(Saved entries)
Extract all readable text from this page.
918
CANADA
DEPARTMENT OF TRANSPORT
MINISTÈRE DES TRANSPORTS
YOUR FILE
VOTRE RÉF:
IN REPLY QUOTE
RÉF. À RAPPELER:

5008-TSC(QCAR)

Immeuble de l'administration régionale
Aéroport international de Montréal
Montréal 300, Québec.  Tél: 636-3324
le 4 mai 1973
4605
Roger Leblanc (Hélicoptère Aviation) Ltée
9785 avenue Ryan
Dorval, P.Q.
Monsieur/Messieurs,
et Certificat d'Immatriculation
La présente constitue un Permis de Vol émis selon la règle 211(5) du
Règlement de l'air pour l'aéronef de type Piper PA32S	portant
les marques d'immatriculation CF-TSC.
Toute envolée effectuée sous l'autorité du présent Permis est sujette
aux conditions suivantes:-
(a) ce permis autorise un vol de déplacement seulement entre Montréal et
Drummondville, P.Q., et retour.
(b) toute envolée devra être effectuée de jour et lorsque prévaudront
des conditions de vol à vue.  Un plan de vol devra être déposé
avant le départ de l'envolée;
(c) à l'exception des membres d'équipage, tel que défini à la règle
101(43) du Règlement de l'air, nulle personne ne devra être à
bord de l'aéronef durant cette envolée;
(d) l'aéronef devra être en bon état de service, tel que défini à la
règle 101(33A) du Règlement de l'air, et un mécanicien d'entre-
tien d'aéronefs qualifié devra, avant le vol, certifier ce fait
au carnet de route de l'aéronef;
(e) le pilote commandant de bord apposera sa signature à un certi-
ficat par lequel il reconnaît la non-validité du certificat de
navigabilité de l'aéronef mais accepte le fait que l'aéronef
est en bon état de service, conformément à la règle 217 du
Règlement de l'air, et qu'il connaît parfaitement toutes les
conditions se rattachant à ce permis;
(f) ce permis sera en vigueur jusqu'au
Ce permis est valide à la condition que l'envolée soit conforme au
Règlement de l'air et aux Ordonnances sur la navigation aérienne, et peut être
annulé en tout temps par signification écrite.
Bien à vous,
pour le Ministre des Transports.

◆ REQUIREMENT
Transcribe all of the material exactly. Omit nothing.

◆ RESPONSE BELOW
Extract all readable text from this page.
918
CANADA
DEPARTMENT OF TRANSPORT
MINISTÈRE DES TRANSPORTS
YOUR FILE
VOTRE RÉF:
IN REPLY QUOTE
RÉF. À RAPPELER:

5008-TSC(QCAR)

Immeuble de l'administration régionale
Aéroport international de Montréal
Montréal 300, Québec.  Tél: 636-3324
le 4 mai 1973
4605
Roger Leblanc (Hélicoptère Aviation) Ltée
9785 avenue Ryan
Dorval, P.Q.
Monsieur/Messieurs,
et Certificat d'Immatriculation
La présente constitue un Permis de Vol émis selon la règle 211(5) du
Règlement de l'air pour l'aéronef de type Piper PA32S	portant
les marques d'immatriculation CF-TSC.
Toute envolée effectuée sous l'autorité du présent Permis est sujette
aux conditions suivantes:-
(a) ce permis autorise un vol de déplacement seulement entre Montréal et
Drummondville, P.Q., et retour.
(b) toute envolée devra être effectuée de jour et lorsque prévaudront
des conditions de vol à vue.  Un plan de vol devra être déposé
avant le départ de l'envolée;
(c) à l'exception des membres d'équipage, tel que défini à la règle
101(43) du Règlement de l'air, nulle personne ne devra être à
bord de l'aéronef durant cette envolée;
(d) l'aéronef devra être en bon état de service, tel que défini à la
règle 101(33A) du Règlement de l'air, et un mécanicien d'entre-
tien d'aéronefs qualifié devra, avant le vol, certifier ce fait
au carnet de route de l'aéronef;
(e) le pilote commandant de bord apposera sa signature à un certi-
ficat par lequel il reconnaît la non-validité du certificat de
navigabilité de l'aéronef mais accepte le fait que l'aéronef
est en bon état de service, conformément à la règle 217 du
Règlement de l'air, et qu'il connaît parfaitement toutes les
conditions se rattachant à ce permis;
(f) ce permis sera en vigueur jusqu'au
Ce permis est valide à la condition que l'envolée soit conforme au
Règlement de l'air et aux Ordonnances sur la navigation aérienne, et peut être
annulé en tout temps par signification écrite.
Bien à vous,
pour le Ministre des Transports.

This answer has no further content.